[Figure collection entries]

------------

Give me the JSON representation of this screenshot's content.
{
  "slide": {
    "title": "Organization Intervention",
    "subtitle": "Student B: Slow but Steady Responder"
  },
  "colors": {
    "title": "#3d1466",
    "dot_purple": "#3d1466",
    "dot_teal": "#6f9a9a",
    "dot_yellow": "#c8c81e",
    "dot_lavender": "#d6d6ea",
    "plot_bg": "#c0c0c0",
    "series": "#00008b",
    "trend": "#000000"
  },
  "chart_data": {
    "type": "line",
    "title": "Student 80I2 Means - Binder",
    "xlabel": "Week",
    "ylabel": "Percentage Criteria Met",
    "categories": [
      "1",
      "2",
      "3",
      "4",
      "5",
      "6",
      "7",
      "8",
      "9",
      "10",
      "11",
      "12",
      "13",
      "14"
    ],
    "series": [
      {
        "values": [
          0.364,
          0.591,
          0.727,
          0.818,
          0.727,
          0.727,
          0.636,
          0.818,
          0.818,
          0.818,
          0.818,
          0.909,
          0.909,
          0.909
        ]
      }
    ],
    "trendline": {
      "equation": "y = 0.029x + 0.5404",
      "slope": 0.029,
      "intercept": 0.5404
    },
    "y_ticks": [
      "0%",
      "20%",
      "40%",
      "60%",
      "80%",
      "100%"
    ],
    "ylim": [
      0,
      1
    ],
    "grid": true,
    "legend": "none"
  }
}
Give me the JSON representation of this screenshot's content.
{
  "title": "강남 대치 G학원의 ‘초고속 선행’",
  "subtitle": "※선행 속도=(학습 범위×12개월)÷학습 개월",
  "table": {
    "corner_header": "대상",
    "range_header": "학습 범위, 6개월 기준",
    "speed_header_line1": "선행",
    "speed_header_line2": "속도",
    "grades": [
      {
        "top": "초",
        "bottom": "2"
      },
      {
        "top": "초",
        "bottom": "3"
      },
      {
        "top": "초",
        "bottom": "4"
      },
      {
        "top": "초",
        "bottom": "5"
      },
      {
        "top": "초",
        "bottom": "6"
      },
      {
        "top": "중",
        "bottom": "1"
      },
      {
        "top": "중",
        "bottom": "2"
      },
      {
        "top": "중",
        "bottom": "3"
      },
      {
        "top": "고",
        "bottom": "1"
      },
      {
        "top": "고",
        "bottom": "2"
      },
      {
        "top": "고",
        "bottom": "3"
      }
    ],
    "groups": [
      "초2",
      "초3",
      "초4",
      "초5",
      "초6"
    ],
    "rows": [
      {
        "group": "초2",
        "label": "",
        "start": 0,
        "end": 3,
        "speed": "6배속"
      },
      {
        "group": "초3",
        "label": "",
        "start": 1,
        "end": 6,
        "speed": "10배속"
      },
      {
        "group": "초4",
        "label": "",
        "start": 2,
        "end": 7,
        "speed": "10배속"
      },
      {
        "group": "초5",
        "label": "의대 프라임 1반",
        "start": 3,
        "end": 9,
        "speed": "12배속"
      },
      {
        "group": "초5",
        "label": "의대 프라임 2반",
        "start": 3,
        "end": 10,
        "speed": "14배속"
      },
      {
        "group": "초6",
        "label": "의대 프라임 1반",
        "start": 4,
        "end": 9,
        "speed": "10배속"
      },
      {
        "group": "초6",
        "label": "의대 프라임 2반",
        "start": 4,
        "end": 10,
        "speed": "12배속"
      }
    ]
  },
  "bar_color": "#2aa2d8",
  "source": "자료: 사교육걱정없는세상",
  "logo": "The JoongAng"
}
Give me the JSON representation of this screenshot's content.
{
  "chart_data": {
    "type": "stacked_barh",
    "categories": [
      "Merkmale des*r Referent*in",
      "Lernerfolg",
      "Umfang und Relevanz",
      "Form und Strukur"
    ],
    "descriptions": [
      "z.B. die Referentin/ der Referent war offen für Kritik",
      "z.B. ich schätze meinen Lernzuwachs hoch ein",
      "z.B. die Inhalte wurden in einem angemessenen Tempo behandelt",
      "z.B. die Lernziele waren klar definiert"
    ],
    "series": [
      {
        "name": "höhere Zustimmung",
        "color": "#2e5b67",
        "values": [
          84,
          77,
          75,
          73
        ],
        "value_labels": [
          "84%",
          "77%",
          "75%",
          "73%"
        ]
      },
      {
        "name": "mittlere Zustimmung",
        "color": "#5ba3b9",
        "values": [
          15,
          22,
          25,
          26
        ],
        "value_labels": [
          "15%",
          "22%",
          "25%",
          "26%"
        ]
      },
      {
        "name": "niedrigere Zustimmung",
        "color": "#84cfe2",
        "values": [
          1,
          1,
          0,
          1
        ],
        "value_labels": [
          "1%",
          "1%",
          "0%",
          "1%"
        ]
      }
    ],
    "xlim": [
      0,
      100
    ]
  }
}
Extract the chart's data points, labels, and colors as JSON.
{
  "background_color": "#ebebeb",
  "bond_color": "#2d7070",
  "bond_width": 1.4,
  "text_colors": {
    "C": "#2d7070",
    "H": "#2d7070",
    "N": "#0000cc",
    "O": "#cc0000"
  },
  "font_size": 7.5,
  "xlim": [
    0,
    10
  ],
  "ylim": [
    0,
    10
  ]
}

------------

** Short exercise **
Print exactly the lines above, starting at the line that contains "Extract the chart's" and ending with the last line of the records, both included.

** Task output **
Extract the chart's data points, labels, and colors as JSON.
{
  "background_color": "#ebebeb",
  "bond_color": "#2d7070",
  "bond_width": 1.4,
  "text_colors": {
    "C": "#2d7070",
    "H": "#2d7070",
    "N": "#0000cc",
    "O": "#cc0000"
  },
  "font_size": 7.5,
  "xlim": [
    0,
    10
  ],
  "ylim": [
    0,
    10
  ]
}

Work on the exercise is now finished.